------ RECORDS SUPPLIED ------

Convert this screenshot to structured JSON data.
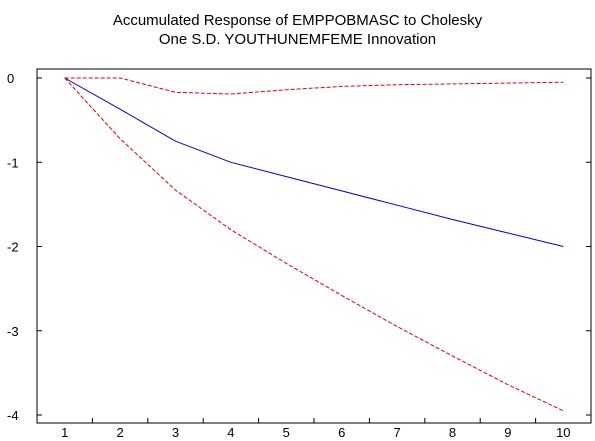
{
  "chart_data": {
    "type": "line",
    "title": "Accumulated Response of EMPPOBMASC to Cholesky",
    "subtitle": "One S.D. YOUTHUNEMFEME Innovation",
    "xlabel": "",
    "ylabel": "",
    "categories": [
      "1",
      "2",
      "3",
      "4",
      "5",
      "6",
      "7",
      "8",
      "9",
      "10"
    ],
    "x": [
      1,
      2,
      3,
      4,
      5,
      6,
      7,
      8,
      9,
      10
    ],
    "ylim": [
      -4,
      0
    ],
    "yticks": [
      0,
      -1,
      -2,
      -3,
      -4
    ],
    "yticklabels": [
      "0",
      "-1",
      "-2",
      "-3",
      "-4"
    ],
    "grid": false,
    "legend": "none",
    "series": [
      {
        "style": "solid",
        "color": "#0000cc",
        "values": [
          0.0,
          -0.37,
          -0.75,
          -1.0,
          -1.17,
          -1.34,
          -1.51,
          -1.68,
          -1.84,
          -2.0
        ]
      },
      {
        "style": "dashed",
        "color": "#dd0000",
        "values": [
          0.0,
          0.0,
          -0.17,
          -0.19,
          -0.14,
          -0.1,
          -0.08,
          -0.07,
          -0.06,
          -0.05
        ]
      },
      {
        "style": "dashed",
        "color": "#dd0000",
        "values": [
          0.0,
          -0.72,
          -1.33,
          -1.8,
          -2.2,
          -2.58,
          -2.95,
          -3.3,
          -3.64,
          -3.95
        ]
      }
    ]
  }
}
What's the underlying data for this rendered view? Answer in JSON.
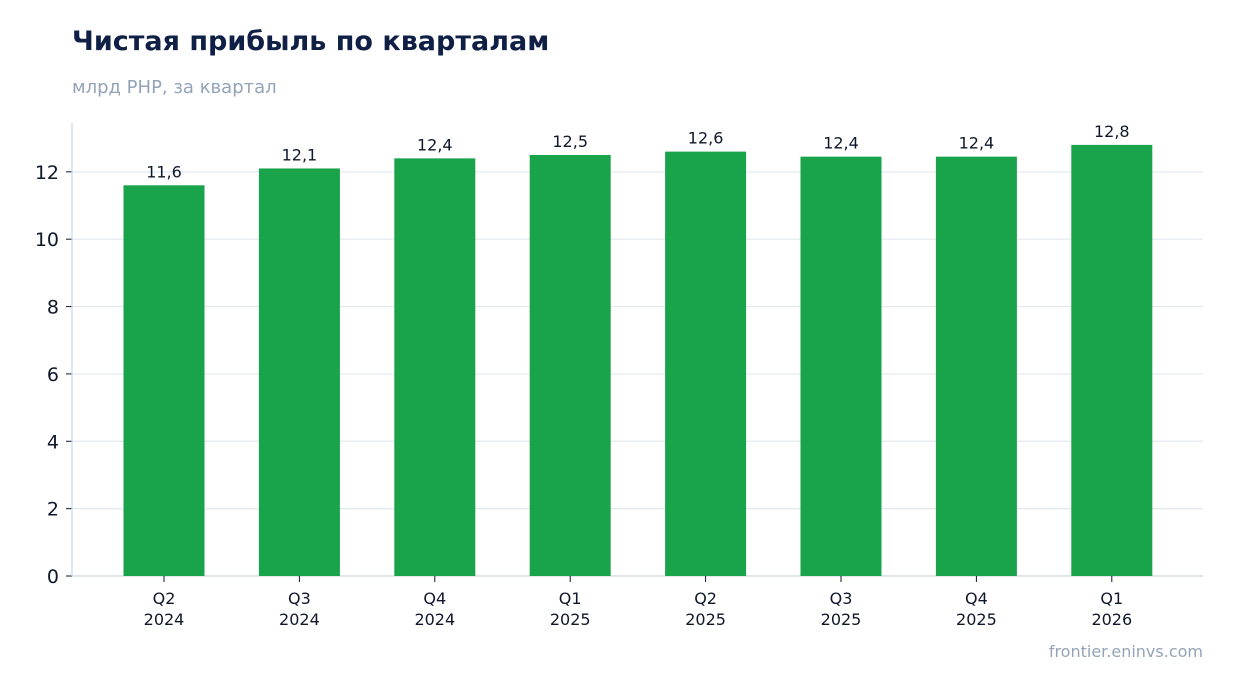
{
  "header": {
    "title": "Чистая прибыль по кварталам",
    "subtitle": "млрд PHP, за квартал"
  },
  "footer": {
    "source": "frontier.eninvs.com"
  },
  "colors": {
    "bar": "#19a34a",
    "grid": "#e2e8f0",
    "axis": "#cbd5e1",
    "text": "#0f172a",
    "title": "#0f1f45",
    "muted": "#94a3b8"
  },
  "chart_data": {
    "type": "bar",
    "categories": [
      [
        "Q2",
        "2024"
      ],
      [
        "Q3",
        "2024"
      ],
      [
        "Q4",
        "2024"
      ],
      [
        "Q1",
        "2025"
      ],
      [
        "Q2",
        "2025"
      ],
      [
        "Q3",
        "2025"
      ],
      [
        "Q4",
        "2025"
      ],
      [
        "Q1",
        "2026"
      ]
    ],
    "values": [
      11.6,
      12.1,
      12.4,
      12.5,
      12.6,
      12.45,
      12.45,
      12.8
    ],
    "value_labels": [
      "11,6",
      "12,1",
      "12,4",
      "12,5",
      "12,6",
      "12,4",
      "12,4",
      "12,8"
    ],
    "yticks": [
      0,
      2,
      4,
      6,
      8,
      10,
      12
    ],
    "ylim": [
      0,
      13.45
    ],
    "xlabel": "",
    "ylabel": "",
    "grid": "horizontal",
    "legend": "none"
  }
}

------

TASK OBJECTIVE
Locate the lines above that contain "JSON" and copy them.

FULL OUTPUT
Convert this screenshot to structured JSON data.
What's the underlying data for this rendered view? Answer in JSON.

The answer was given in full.